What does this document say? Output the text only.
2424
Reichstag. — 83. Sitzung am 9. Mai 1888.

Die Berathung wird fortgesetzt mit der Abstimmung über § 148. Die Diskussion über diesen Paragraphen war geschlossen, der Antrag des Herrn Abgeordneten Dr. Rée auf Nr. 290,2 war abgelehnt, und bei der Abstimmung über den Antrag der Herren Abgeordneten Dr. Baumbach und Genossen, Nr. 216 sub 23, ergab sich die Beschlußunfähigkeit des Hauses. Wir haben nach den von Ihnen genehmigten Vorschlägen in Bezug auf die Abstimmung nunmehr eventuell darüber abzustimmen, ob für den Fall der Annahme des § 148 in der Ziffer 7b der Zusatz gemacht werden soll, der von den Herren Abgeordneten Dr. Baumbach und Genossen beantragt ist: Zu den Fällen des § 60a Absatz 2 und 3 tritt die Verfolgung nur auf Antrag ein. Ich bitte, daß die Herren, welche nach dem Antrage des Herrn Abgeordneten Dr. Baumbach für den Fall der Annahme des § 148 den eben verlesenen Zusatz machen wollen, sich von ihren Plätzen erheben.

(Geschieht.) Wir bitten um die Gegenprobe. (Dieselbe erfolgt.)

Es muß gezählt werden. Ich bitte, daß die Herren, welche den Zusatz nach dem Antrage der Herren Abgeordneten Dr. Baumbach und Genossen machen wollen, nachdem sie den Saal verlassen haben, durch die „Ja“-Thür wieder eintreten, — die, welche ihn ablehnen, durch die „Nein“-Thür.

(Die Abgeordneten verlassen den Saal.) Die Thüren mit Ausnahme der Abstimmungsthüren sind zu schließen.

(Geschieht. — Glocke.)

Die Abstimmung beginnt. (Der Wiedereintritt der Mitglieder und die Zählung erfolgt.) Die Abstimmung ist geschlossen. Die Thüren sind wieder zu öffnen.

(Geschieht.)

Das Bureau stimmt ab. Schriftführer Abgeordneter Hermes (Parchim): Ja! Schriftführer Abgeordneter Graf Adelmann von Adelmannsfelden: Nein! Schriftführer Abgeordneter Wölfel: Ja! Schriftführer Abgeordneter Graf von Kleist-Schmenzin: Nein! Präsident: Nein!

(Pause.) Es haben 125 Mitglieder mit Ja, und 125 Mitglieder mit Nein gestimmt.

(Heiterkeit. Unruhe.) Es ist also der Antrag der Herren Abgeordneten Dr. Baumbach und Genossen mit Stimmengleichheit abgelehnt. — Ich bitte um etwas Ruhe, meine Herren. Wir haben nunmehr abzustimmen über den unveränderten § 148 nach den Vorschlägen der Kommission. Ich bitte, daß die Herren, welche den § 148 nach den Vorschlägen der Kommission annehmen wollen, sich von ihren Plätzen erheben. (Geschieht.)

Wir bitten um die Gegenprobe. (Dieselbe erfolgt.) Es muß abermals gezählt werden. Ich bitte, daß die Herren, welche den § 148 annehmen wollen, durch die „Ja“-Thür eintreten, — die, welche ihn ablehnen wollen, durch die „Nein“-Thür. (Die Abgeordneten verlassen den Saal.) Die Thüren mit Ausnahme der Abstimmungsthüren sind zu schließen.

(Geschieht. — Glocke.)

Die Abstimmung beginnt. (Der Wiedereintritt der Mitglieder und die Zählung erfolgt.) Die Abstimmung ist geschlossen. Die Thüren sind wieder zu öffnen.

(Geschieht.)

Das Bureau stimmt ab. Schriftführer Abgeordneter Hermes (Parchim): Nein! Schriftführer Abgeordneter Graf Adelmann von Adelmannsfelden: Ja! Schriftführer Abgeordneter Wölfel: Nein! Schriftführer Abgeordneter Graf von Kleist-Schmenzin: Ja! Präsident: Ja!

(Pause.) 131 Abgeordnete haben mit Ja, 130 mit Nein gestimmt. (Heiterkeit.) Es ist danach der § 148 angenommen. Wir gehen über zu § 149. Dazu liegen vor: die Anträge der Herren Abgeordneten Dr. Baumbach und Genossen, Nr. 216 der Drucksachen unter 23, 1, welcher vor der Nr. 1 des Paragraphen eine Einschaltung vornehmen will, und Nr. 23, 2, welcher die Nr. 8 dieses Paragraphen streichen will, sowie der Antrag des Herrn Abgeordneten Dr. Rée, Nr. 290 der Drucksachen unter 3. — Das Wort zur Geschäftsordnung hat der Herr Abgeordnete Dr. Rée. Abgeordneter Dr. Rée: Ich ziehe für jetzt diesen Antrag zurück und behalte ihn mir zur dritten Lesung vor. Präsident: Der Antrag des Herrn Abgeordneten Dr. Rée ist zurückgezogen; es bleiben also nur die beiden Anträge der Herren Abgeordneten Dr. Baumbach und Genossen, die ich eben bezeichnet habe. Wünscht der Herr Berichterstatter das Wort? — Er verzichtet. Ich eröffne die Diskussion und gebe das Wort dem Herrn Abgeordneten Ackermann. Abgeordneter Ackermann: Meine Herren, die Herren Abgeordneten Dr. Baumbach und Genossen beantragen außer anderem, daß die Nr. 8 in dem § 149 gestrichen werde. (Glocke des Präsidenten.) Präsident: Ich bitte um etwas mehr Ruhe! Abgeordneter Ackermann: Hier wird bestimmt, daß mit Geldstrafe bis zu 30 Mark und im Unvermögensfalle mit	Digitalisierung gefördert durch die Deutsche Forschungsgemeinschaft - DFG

• • •

§ **Prompt**:
Check each line above for the word "erfolgt". Then state how many lines contain it, and nothing more.

§ **Result for this task**:
4